## Start DATA SUPPLIED

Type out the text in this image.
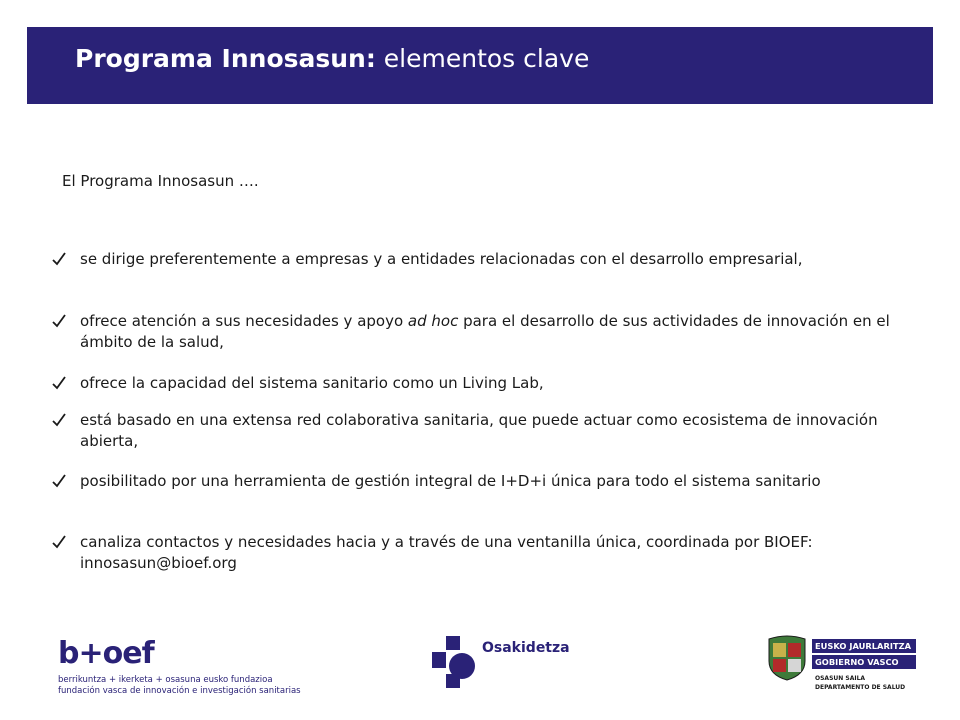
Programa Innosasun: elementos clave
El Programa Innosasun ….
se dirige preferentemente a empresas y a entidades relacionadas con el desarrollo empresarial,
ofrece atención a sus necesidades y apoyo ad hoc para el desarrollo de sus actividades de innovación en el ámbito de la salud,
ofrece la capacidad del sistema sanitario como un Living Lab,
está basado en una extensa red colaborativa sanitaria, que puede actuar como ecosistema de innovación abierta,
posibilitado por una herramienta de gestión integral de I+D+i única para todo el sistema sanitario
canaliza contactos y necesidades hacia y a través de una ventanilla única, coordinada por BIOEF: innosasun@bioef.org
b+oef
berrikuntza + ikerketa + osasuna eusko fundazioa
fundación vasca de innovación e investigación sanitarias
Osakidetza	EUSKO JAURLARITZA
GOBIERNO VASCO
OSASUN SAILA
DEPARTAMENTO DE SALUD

## End DATA SUPPLIED

## EXERCISE DETAILS
All the records need to be repeated exactly, with the images dropped.

## SOLUTION TO THIS EXERCISE
Type out the text in this image.
Programa Innosasun: elementos clave
El Programa Innosasun ….
se dirige preferentemente a empresas y a entidades relacionadas con el desarrollo empresarial,
ofrece atención a sus necesidades y apoyo ad hoc para el desarrollo de sus actividades de innovación en el ámbito de la salud,
ofrece la capacidad del sistema sanitario como un Living Lab,
está basado en una extensa red colaborativa sanitaria, que puede actuar como ecosistema de innovación abierta,
posibilitado por una herramienta de gestión integral de I+D+i única para todo el sistema sanitario
canaliza contactos y necesidades hacia y a través de una ventanilla única, coordinada por BIOEF: innosasun@bioef.org
b+oef
berrikuntza + ikerketa + osasuna eusko fundazioa
fundación vasca de innovación e investigación sanitarias
Osakidetza	EUSKO JAURLARITZA
GOBIERNO VASCO
OSASUN SAILA
DEPARTAMENTO DE SALUD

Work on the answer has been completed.